▶ [DATA EXTRACT]

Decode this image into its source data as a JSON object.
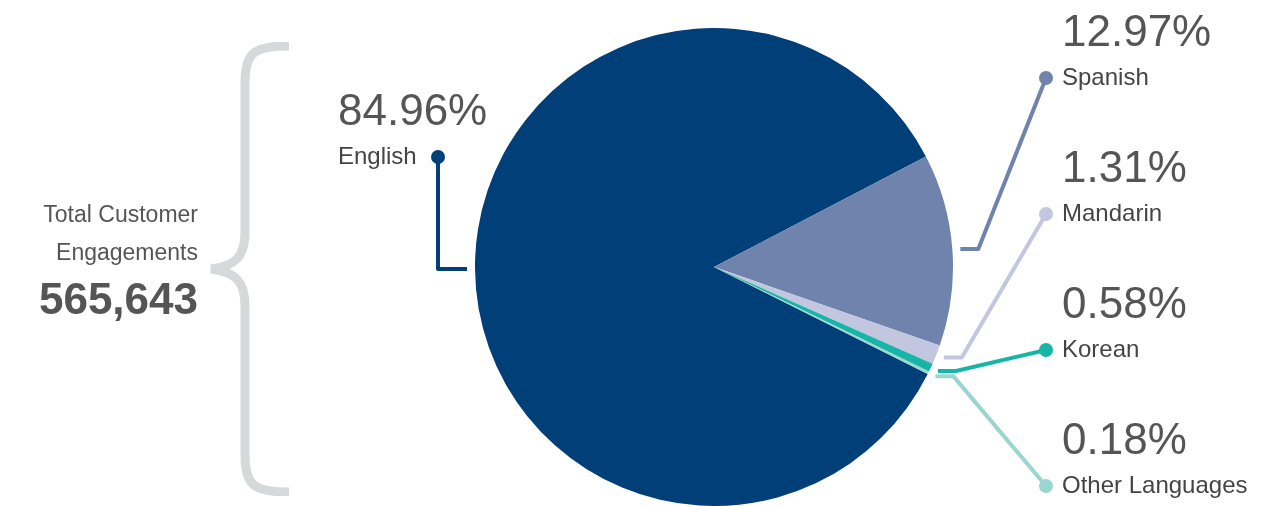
{
  "chart_data": {
    "type": "pie",
    "categories": [
      "English",
      "Spanish",
      "Mandarin",
      "Korean",
      "Other Languages"
    ],
    "values": [
      84.96,
      12.97,
      1.31,
      0.58,
      0.18
    ],
    "value_labels": [
      "84.96%",
      "12.97%",
      "1.31%",
      "0.58%",
      "0.18%"
    ],
    "colors": [
      "#003f78",
      "#7083ad",
      "#c3c6df",
      "#17b5a8",
      "#9ad5d0"
    ],
    "annotations": [
      "Total Customer Engagements",
      "565,643"
    ],
    "legend": "right"
  }
}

▶ [WORK TO COMPLETE] Set the listing down in full and exactly. Pictures within it should not appear in the copy.

▶ [SOLUTION]
Decode this image into its source data as a JSON object.
{
  "chart_data": {
    "type": "pie",
    "categories": [
      "English",
      "Spanish",
      "Mandarin",
      "Korean",
      "Other Languages"
    ],
    "values": [
      84.96,
      12.97,
      1.31,
      0.58,
      0.18
    ],
    "value_labels": [
      "84.96%",
      "12.97%",
      "1.31%",
      "0.58%",
      "0.18%"
    ],
    "colors": [
      "#003f78",
      "#7083ad",
      "#c3c6df",
      "#17b5a8",
      "#9ad5d0"
    ],
    "annotations": [
      "Total Customer Engagements",
      "565,643"
    ],
    "legend": "right"
  }
}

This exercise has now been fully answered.